Problem statement —
Filter the entries that follow, copying every line in which the word "type" appears.

Records provided —
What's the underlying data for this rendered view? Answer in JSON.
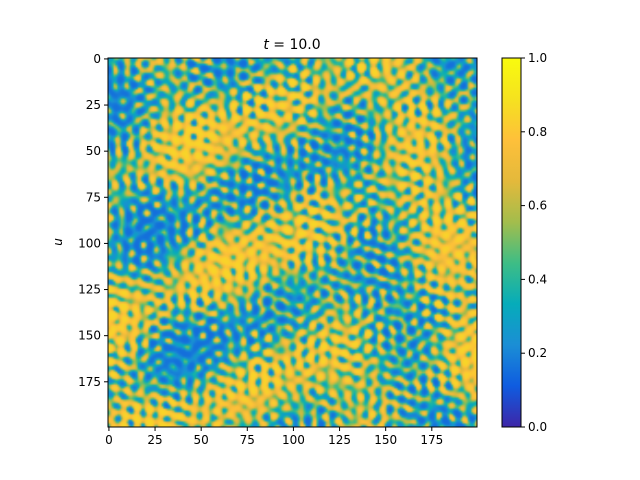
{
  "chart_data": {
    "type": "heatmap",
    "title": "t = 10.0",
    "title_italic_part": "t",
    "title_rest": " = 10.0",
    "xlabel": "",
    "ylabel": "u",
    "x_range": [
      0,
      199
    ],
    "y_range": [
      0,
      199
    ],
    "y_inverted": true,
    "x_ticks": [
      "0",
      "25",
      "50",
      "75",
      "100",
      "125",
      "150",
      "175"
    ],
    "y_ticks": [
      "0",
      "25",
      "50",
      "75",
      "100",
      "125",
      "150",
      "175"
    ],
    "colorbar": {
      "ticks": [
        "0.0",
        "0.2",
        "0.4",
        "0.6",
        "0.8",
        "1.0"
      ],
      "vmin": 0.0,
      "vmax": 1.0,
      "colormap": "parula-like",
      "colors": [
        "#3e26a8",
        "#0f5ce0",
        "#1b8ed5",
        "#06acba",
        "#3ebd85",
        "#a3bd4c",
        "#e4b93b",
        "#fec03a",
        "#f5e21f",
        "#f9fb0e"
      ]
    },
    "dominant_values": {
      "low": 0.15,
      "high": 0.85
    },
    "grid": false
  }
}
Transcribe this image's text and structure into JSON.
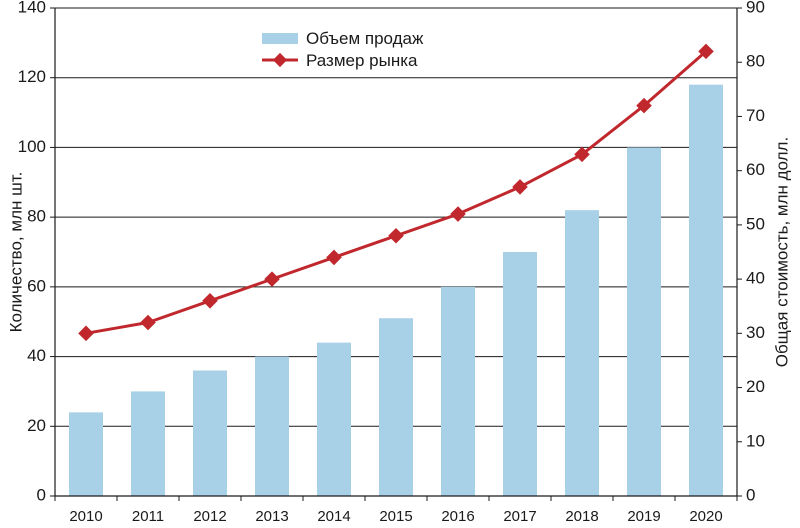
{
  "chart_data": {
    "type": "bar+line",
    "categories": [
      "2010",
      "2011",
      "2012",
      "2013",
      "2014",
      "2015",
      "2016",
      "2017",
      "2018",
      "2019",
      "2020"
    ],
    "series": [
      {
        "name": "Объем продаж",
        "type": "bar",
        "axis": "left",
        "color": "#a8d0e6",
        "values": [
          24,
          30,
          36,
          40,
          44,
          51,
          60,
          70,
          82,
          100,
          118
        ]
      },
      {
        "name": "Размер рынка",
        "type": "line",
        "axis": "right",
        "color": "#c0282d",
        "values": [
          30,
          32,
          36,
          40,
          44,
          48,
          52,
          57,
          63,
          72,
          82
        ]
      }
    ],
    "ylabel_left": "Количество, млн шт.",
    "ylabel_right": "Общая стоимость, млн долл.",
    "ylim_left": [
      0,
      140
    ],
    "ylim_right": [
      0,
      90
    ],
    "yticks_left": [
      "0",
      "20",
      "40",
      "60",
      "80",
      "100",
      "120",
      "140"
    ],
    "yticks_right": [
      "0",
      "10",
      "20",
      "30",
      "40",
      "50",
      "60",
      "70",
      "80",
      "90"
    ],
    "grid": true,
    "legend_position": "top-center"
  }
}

Problem solution —
    "type": "heatmap",
    "type": "bar+line",
        "type": "bar",
        "type": "line",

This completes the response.